> [PROMPT]:
Copy each line containing the word "传世金玉" from the records that follow, please.

> [INPUT RECORDS]:
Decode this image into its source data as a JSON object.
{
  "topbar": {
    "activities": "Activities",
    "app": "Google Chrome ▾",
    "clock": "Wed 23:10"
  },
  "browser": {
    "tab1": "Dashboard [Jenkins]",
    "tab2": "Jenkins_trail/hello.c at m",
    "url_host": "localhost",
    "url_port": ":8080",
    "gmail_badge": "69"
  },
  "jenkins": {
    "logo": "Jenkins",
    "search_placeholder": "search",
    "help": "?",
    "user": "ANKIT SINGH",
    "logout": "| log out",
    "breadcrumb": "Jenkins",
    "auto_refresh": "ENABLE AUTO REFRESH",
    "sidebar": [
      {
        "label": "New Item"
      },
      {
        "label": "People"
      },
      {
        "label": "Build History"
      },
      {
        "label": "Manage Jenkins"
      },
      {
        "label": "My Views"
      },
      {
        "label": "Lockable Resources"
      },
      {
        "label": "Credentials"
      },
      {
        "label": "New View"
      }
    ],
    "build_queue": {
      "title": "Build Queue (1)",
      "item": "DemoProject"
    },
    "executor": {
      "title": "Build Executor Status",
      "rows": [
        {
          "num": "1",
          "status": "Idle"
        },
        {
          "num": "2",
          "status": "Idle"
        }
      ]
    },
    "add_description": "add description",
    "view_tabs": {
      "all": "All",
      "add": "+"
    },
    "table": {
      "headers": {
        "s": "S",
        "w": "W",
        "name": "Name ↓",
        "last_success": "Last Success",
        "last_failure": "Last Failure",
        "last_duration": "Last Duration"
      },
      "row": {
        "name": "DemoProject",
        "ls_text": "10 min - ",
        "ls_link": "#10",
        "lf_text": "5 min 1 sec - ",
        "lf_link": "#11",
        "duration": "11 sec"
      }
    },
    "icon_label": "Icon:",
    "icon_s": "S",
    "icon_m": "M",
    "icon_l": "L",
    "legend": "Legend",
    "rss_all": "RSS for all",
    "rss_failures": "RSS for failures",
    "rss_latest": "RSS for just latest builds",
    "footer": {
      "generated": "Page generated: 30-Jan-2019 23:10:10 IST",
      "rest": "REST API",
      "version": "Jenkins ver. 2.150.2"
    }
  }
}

--

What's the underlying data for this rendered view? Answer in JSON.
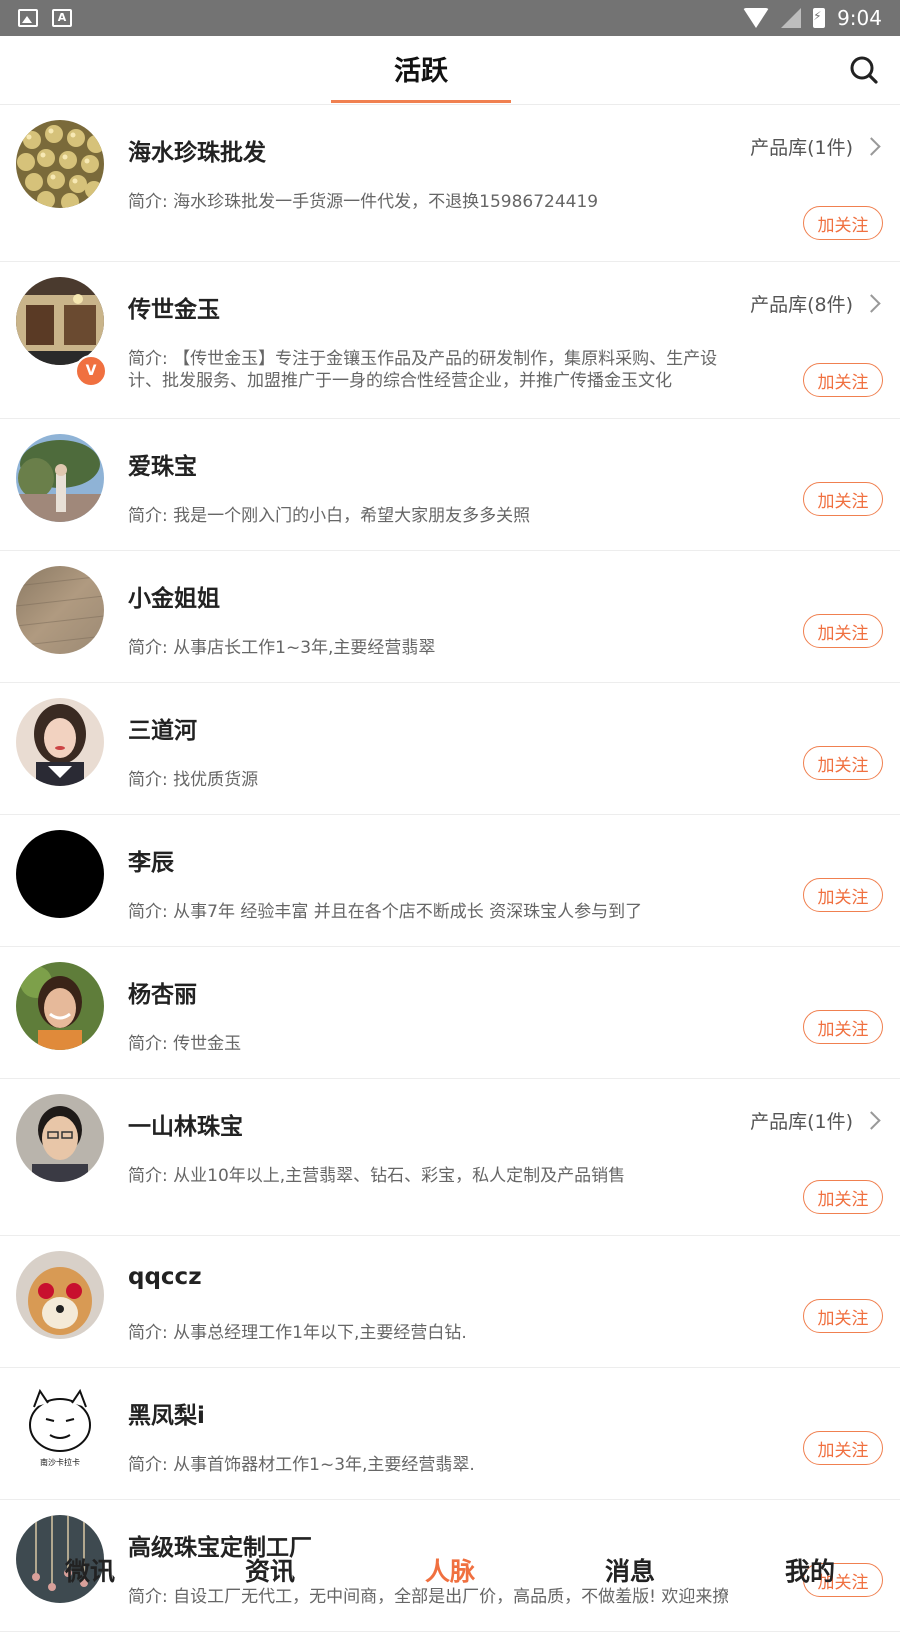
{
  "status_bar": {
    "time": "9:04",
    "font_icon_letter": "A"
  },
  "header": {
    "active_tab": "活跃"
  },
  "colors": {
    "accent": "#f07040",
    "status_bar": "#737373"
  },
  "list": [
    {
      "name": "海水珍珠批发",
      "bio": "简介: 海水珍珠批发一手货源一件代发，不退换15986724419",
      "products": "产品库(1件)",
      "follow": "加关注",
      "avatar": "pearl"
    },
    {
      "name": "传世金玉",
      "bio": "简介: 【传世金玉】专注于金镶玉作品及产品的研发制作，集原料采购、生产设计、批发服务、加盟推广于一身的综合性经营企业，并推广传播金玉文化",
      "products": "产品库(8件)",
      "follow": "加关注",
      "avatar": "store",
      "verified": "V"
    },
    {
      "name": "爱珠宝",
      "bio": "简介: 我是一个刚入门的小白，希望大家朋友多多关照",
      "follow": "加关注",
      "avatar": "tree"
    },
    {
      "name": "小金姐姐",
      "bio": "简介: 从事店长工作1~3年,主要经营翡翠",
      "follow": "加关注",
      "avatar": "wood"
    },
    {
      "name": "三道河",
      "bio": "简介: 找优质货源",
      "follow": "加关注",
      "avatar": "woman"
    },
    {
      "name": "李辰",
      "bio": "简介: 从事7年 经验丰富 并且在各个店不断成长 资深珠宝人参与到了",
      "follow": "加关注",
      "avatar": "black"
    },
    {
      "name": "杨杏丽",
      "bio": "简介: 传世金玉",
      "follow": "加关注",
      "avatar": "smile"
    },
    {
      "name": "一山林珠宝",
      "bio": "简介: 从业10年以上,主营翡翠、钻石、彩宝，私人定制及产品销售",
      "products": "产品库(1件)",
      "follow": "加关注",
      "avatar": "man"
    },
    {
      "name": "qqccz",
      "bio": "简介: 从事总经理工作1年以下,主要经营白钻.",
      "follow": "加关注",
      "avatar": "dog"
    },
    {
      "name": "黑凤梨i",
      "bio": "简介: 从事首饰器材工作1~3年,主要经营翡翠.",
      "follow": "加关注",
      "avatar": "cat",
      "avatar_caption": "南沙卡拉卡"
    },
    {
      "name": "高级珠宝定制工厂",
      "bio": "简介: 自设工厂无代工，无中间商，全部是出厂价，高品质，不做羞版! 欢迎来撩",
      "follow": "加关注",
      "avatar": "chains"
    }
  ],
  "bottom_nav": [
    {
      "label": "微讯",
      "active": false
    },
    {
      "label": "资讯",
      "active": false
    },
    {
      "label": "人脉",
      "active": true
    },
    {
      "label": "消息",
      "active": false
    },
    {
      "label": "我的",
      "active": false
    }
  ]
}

...

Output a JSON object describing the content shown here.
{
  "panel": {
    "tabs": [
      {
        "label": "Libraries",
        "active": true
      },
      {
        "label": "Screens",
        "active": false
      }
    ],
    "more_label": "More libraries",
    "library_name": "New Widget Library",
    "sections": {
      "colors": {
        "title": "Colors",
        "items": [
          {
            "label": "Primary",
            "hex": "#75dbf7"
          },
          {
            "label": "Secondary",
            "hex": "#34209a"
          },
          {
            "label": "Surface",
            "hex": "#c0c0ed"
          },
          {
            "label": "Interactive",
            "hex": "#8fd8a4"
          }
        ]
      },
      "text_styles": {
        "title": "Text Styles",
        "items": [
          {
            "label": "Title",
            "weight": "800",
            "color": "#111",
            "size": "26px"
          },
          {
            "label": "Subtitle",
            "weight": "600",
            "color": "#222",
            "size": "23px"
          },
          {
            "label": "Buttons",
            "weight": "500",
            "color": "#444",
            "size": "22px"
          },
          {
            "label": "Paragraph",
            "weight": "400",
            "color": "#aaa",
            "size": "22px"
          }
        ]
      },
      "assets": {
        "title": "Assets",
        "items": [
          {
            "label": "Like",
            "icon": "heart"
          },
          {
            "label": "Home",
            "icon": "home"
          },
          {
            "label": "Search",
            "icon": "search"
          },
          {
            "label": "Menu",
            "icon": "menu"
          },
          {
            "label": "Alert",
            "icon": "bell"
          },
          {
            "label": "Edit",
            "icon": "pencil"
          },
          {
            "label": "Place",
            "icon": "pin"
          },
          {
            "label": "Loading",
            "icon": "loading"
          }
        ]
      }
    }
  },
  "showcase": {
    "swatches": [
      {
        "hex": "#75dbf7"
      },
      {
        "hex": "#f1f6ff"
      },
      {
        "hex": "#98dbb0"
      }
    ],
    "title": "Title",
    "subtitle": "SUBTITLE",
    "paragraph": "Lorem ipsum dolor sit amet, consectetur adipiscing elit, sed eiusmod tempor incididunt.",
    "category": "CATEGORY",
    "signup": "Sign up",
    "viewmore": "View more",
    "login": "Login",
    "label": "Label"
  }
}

> [FINAL RESULT]:
      "name": "传世金玉",
      "bio": "简介: 【传世金玉】专注于金镶玉作品及产品的研发制作，集原料采购、生产设计、批发服务、加盟推广于一身的综合性经营企业，并推广传播金玉文化",
      "bio": "简介: 传世金玉",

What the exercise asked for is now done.